Using the listing beneath this task, count the lines with the word "link" and write only the result.

RECORDS TO USE —
▬▬▬▬▬▬

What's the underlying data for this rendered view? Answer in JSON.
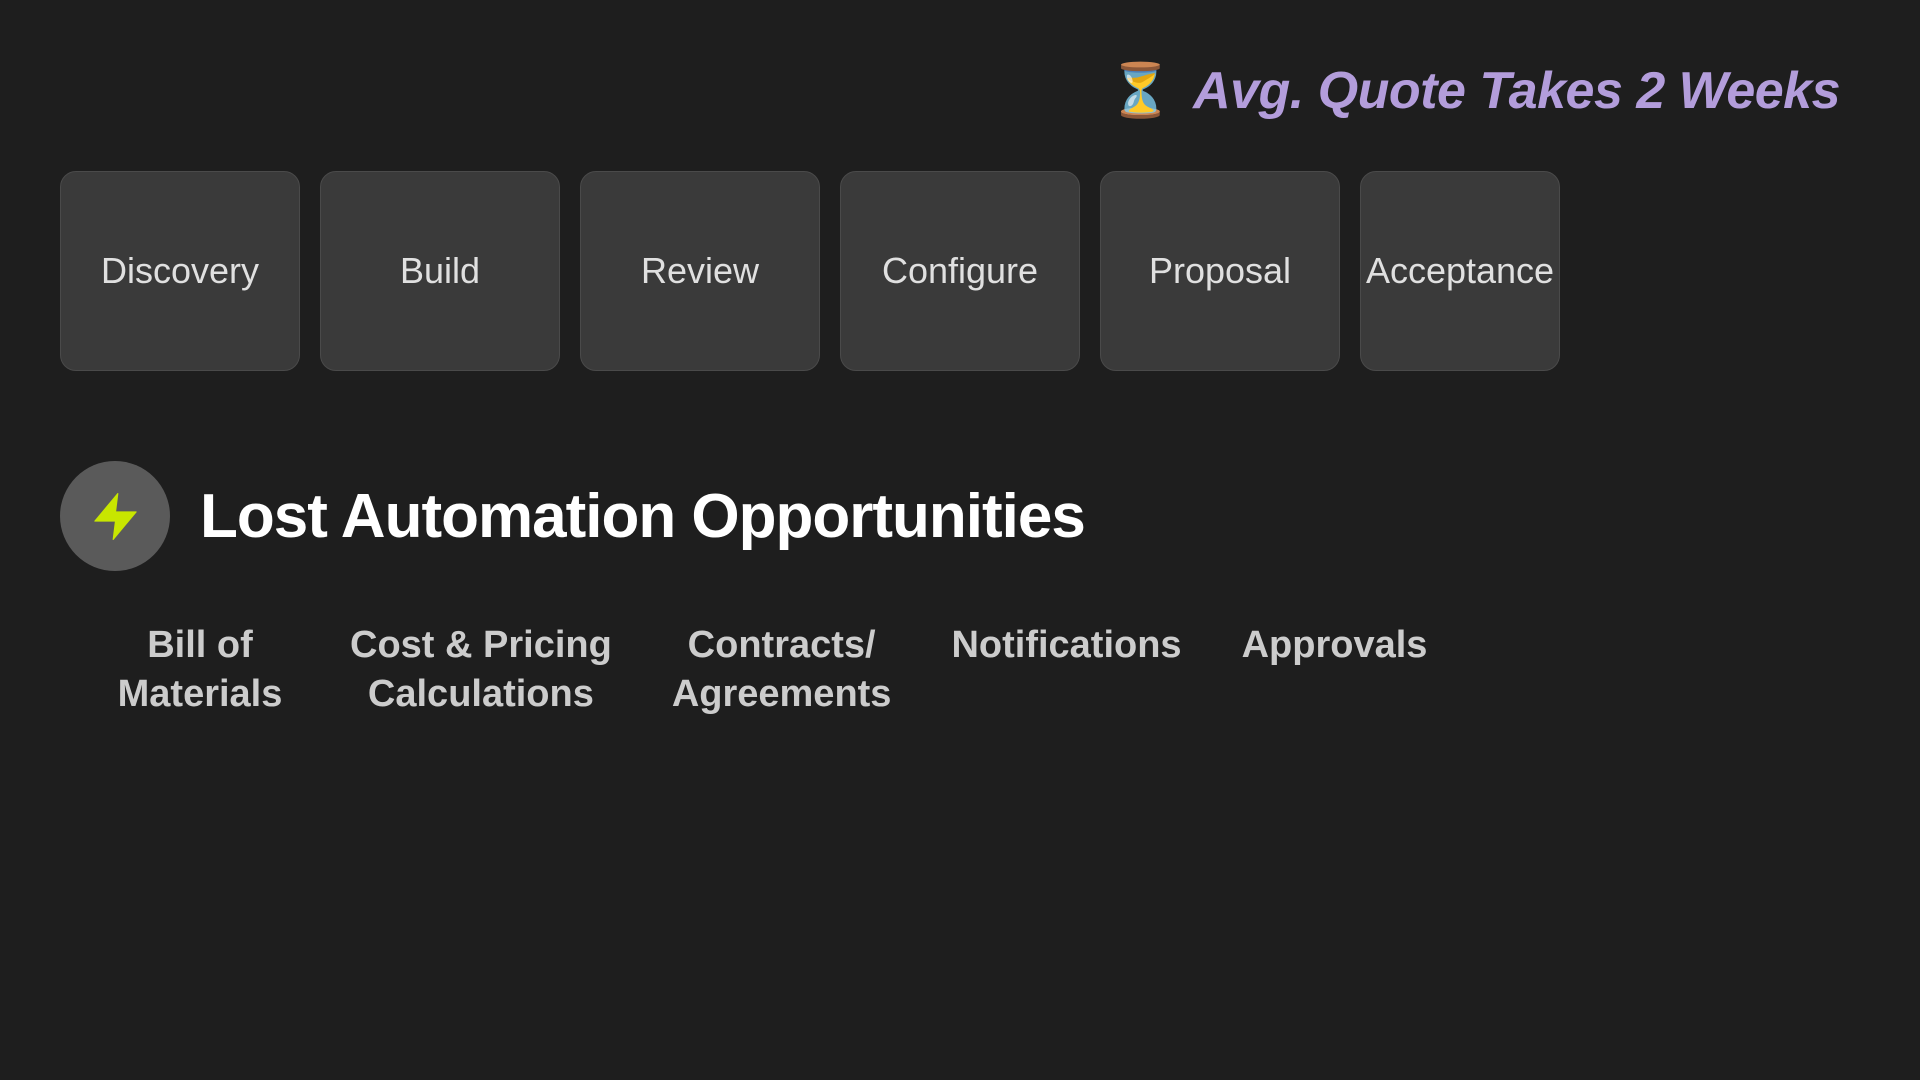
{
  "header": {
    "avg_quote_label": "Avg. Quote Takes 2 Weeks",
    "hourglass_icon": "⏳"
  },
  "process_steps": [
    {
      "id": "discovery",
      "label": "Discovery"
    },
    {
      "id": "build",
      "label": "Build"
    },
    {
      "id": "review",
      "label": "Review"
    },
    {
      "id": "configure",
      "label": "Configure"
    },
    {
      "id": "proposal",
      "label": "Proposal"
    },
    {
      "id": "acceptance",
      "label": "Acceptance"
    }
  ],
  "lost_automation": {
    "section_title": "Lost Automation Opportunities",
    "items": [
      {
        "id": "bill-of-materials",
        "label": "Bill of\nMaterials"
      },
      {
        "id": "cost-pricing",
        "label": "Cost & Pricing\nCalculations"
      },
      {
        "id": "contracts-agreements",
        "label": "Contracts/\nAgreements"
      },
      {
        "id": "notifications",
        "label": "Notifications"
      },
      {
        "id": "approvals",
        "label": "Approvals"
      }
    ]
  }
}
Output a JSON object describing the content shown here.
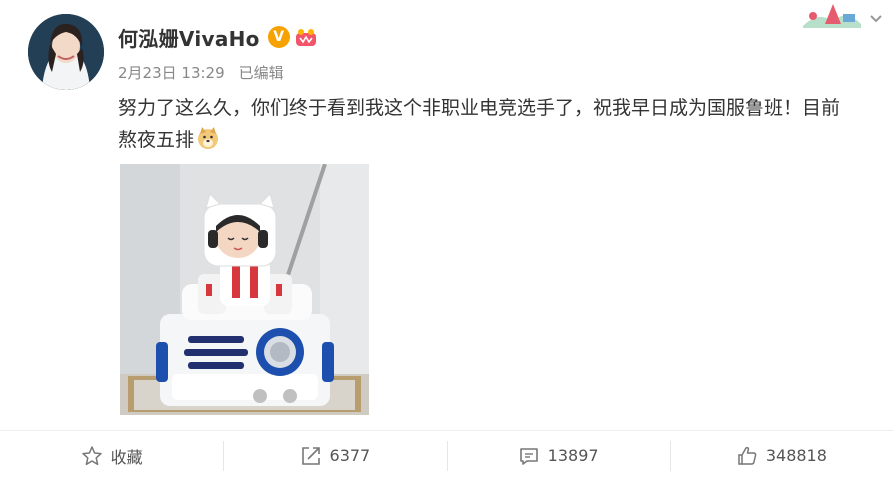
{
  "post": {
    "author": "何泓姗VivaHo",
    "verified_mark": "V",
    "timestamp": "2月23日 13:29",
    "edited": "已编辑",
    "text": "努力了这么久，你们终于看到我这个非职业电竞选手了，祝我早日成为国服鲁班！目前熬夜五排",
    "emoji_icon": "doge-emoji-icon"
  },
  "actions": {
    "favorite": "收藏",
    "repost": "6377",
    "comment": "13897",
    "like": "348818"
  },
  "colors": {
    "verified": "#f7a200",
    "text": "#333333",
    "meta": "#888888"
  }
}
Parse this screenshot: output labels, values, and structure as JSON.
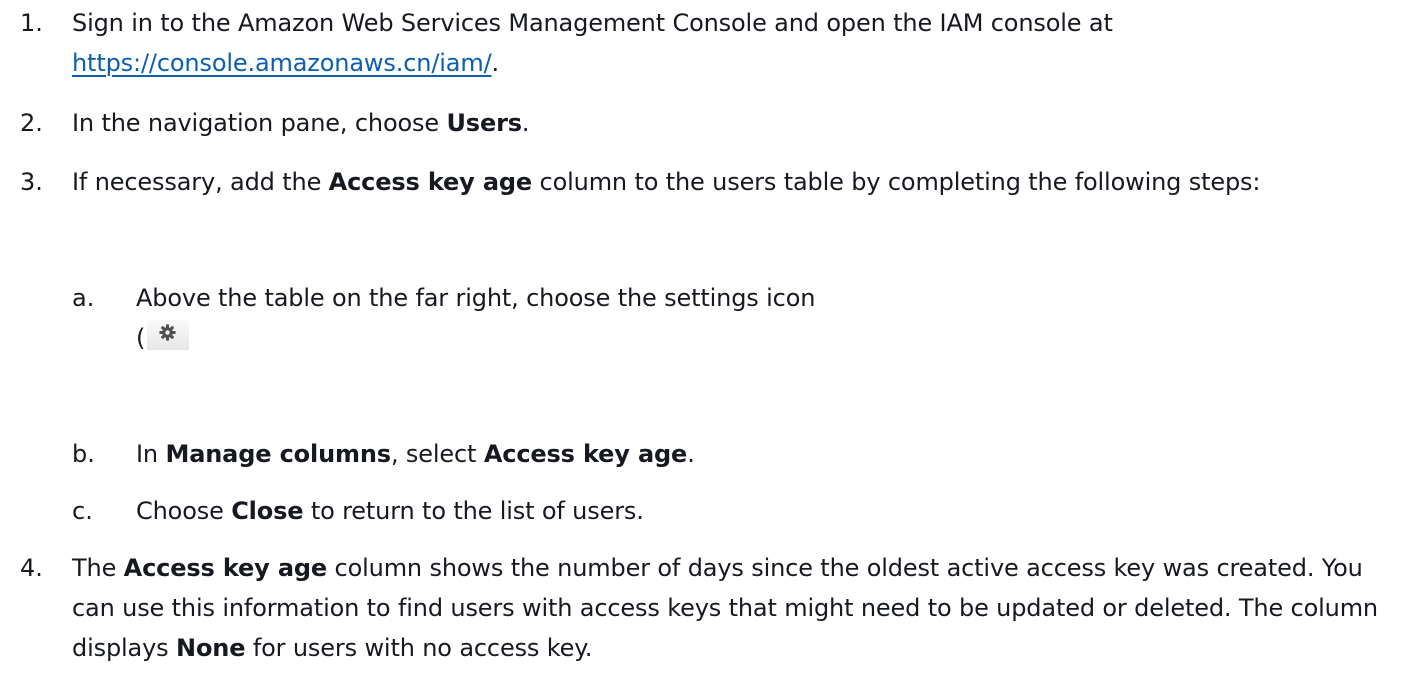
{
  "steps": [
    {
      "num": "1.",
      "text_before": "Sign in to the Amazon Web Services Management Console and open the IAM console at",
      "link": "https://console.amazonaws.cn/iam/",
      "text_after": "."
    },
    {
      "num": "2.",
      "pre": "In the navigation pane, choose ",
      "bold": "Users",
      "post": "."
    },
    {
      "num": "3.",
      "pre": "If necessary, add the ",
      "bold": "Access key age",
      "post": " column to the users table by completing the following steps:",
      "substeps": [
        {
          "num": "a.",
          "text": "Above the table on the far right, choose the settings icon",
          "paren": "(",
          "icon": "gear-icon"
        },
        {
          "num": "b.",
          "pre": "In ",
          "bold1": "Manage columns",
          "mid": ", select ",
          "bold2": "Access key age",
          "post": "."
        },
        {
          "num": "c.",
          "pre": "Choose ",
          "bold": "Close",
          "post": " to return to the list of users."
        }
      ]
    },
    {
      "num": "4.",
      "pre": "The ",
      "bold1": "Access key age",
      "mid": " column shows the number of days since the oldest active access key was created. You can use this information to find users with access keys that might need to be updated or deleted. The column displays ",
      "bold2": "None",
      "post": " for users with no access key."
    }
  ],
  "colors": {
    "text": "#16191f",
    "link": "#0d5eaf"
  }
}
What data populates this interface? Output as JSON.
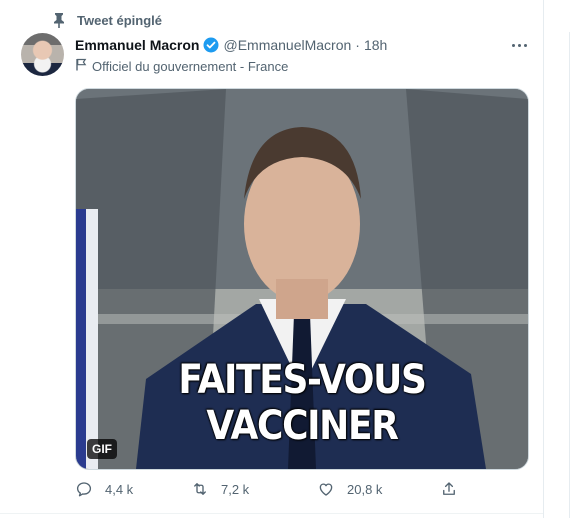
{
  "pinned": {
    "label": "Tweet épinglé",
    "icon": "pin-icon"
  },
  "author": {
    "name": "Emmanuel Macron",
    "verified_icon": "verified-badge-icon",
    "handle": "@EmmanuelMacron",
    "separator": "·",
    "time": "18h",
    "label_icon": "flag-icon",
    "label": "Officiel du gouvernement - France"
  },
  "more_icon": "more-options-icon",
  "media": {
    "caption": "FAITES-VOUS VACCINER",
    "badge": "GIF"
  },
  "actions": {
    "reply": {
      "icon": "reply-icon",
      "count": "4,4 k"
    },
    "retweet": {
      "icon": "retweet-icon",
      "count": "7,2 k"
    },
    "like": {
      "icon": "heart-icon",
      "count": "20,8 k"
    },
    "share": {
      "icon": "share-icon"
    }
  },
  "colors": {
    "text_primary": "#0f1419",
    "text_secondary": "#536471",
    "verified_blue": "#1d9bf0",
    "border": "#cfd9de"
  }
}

▬▬▬▬▬▬

RESULT — 2